Track down every line below that holds "come" and copy it.
[start of DATA SHOWN]
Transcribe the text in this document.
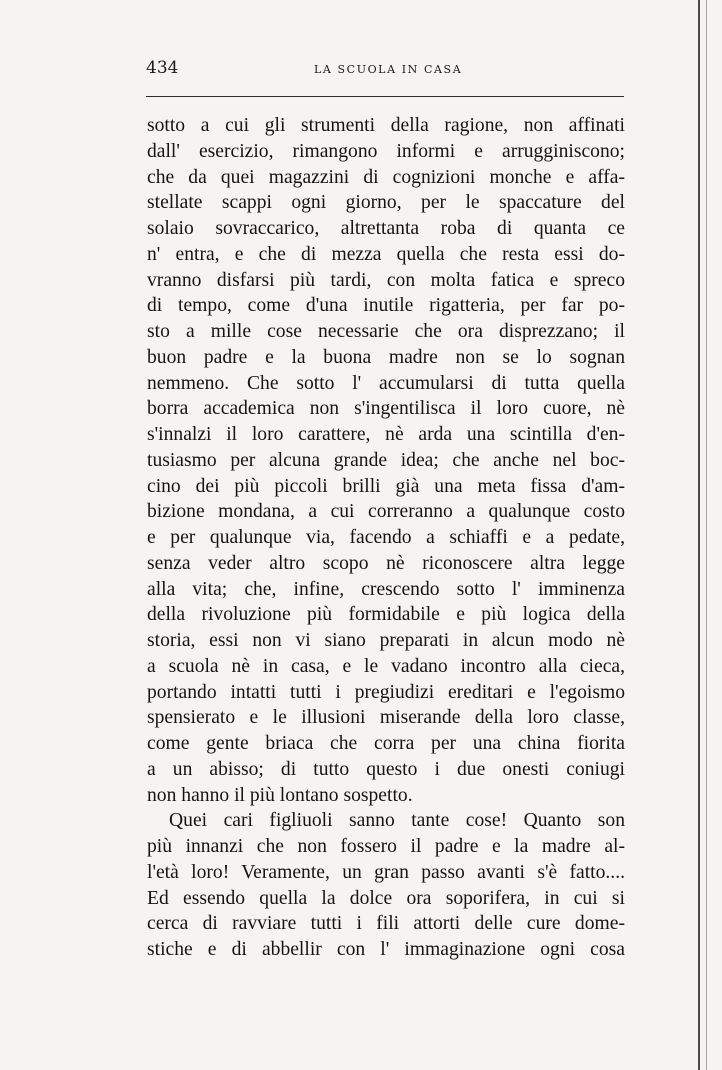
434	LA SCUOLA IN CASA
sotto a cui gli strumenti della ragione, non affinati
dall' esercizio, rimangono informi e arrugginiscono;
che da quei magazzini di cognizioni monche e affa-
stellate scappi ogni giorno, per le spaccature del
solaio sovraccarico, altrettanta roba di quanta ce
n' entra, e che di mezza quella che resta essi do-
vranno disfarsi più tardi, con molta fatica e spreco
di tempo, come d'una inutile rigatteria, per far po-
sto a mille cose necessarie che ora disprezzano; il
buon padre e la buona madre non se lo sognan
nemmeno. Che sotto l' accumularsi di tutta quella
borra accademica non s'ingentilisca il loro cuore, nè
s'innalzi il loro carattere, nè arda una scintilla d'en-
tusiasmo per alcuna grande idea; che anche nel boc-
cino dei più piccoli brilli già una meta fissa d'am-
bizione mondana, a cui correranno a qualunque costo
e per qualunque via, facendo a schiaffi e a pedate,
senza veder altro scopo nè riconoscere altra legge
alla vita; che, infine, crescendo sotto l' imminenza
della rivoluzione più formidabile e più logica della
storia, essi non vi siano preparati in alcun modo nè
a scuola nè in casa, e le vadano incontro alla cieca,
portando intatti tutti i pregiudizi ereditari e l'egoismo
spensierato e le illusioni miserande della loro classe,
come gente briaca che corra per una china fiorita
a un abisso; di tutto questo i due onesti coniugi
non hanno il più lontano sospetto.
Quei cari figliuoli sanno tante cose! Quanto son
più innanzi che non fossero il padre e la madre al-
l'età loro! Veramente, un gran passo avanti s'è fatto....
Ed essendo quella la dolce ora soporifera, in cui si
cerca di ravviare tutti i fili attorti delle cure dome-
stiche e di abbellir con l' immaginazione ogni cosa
[end of DATA SHOWN]
**RIGHT ANSWER:**
di tempo, come d'una inutile rigatteria, per far po-
come gente briaca che corra per una china fiorita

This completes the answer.